### TASK DIRECTIONS
Extract every line where the string "side" appears.

-- DATA FOR THIS TASK start --

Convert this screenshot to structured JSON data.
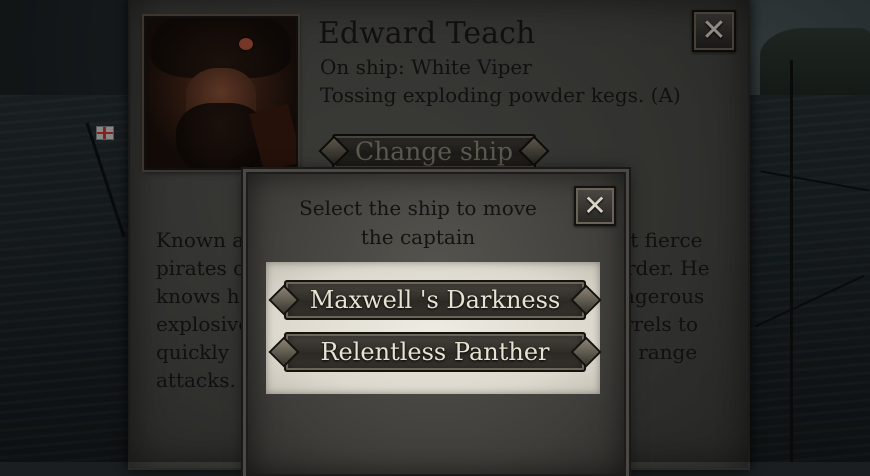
{
  "captain": {
    "name": "Edward Teach",
    "ship_line": "On ship: White Viper",
    "ability_line": "Tossing exploding powder kegs. (A)",
    "change_ship_label": "Change ship",
    "close_symbol": "✕",
    "bio_visible_fragments": [
      "Known a",
      "st fierce",
      "pirates o",
      "rder. He",
      "knows h",
      "ngerous",
      "explosive",
      "rrels to",
      "quickly",
      "e range",
      "attacks."
    ]
  },
  "modal": {
    "title": "Select the ship to move the captain",
    "close_symbol": "✕",
    "ships": [
      {
        "label": "Maxwell 's Darkness"
      },
      {
        "label": "Relentless Panther"
      }
    ]
  },
  "colors": {
    "panel": "#4a4a46",
    "text_dark": "#1b1916",
    "list_bg": "#e6e2d8",
    "button_text": "#e7e2d2"
  },
  "icons": {
    "close": "close-icon",
    "portrait": "pirate-portrait"
  }
}
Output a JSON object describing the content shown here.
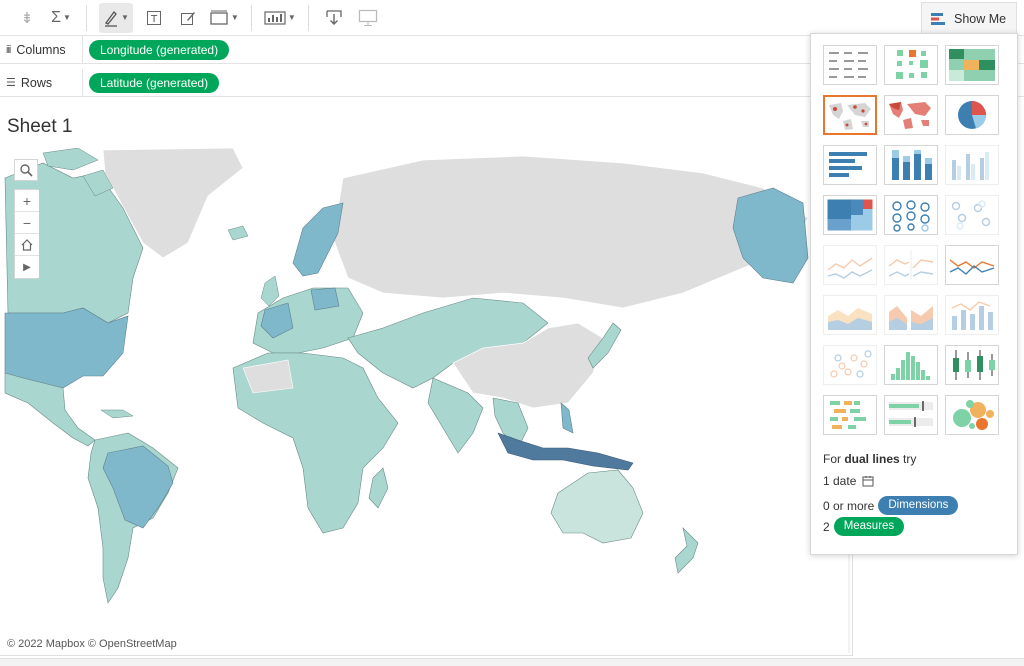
{
  "toolbar": {
    "buttons": [
      {
        "name": "sort-descending",
        "glyph": "⇟"
      },
      {
        "name": "totals",
        "glyph": "Σ"
      },
      {
        "name": "highlight",
        "glyph": "✎"
      },
      {
        "name": "text-label",
        "glyph": "T"
      },
      {
        "name": "annotate",
        "glyph": "✐"
      },
      {
        "name": "fit",
        "glyph": "▭"
      },
      {
        "name": "show-cards",
        "glyph": "▥"
      },
      {
        "name": "download",
        "glyph": "⤓"
      },
      {
        "name": "presentation",
        "glyph": "▢"
      }
    ],
    "show_me_label": "Show Me"
  },
  "shelves": {
    "columns": {
      "label": "Columns",
      "pill": "Longitude (generated)"
    },
    "rows": {
      "label": "Rows",
      "pill": "Latitude (generated)"
    }
  },
  "sheet": {
    "title": "Sheet 1",
    "attribution": "© 2022 Mapbox  © OpenStreetMap"
  },
  "map_tools": [
    "search-icon",
    "zoom-in-icon",
    "zoom-out-icon",
    "home-icon",
    "play-icon"
  ],
  "show_me": {
    "hint_prefix": "For ",
    "hint_bold": "dual lines",
    "hint_suffix": " try",
    "req_date": "1 date",
    "req_dimensions_prefix": "0 or more",
    "dimensions_label": "Dimensions",
    "req_measures_prefix": "2",
    "measures_label": "Measures",
    "selected_chart": "symbol-map",
    "colors": {
      "accent_green": "#00a65a",
      "accent_blue": "#3e7fb1",
      "selected_border": "#e8762d"
    },
    "chart_types": [
      "text-table",
      "heat-map",
      "highlight-table",
      "symbol-map",
      "filled-map",
      "pie-chart",
      "horizontal-bars",
      "stacked-bars",
      "side-by-side-bars",
      "treemap",
      "circle-views",
      "side-by-side-circles",
      "continuous-lines",
      "discrete-lines",
      "dual-lines",
      "area-continuous",
      "area-discrete",
      "dual-combination",
      "scatter-plot",
      "histogram",
      "box-and-whisker",
      "gantt-chart",
      "bullet-graph",
      "packed-bubbles"
    ]
  }
}
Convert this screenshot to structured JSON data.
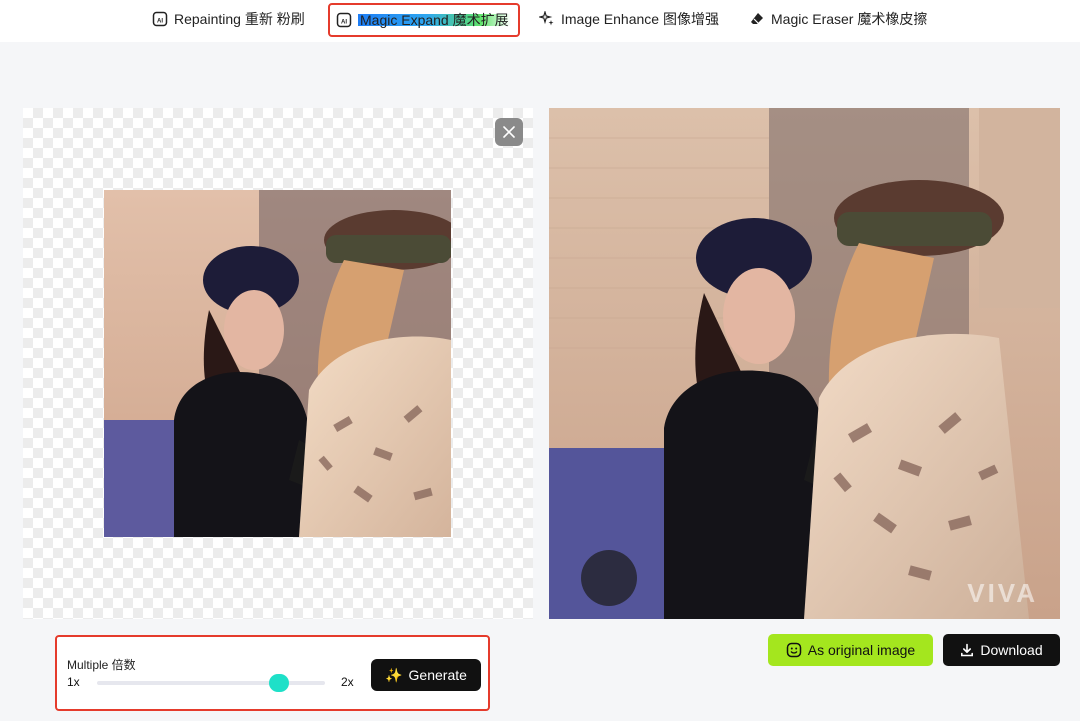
{
  "tabs": [
    {
      "label": "Repainting 重新 粉刷",
      "icon": "ai-image-icon",
      "active": false
    },
    {
      "label": "Magic Expand 魔术扩展",
      "icon": "ai-image-icon",
      "active": true
    },
    {
      "label": "Image Enhance 图像增强",
      "icon": "sparkle-icon",
      "active": false
    },
    {
      "label": "Magic Eraser 魔术橡皮擦",
      "icon": "eraser-icon",
      "active": false
    }
  ],
  "controls": {
    "multiple_label": "Multiple 倍数",
    "min_label": "1x",
    "max_label": "2x",
    "slider_value": 1.8,
    "slider_min": 1,
    "slider_max": 2,
    "generate_label": "Generate",
    "generate_icon": "✨"
  },
  "result_actions": {
    "original_label": "As original image",
    "download_label": "Download"
  },
  "watermark": "VIVA",
  "colors": {
    "accent_green": "#a4e61e",
    "slider_thumb": "#1ee0c8",
    "highlight_border": "#e53b2c"
  }
}
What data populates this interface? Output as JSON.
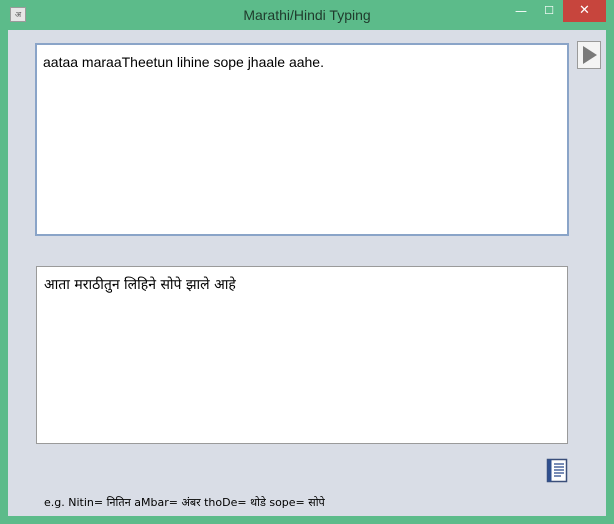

-- DATA FOR THIS TASK end --

### RESPONSE TO THIS EXERCISE
      "side-by-side-bars",
      "side-by-side-circles",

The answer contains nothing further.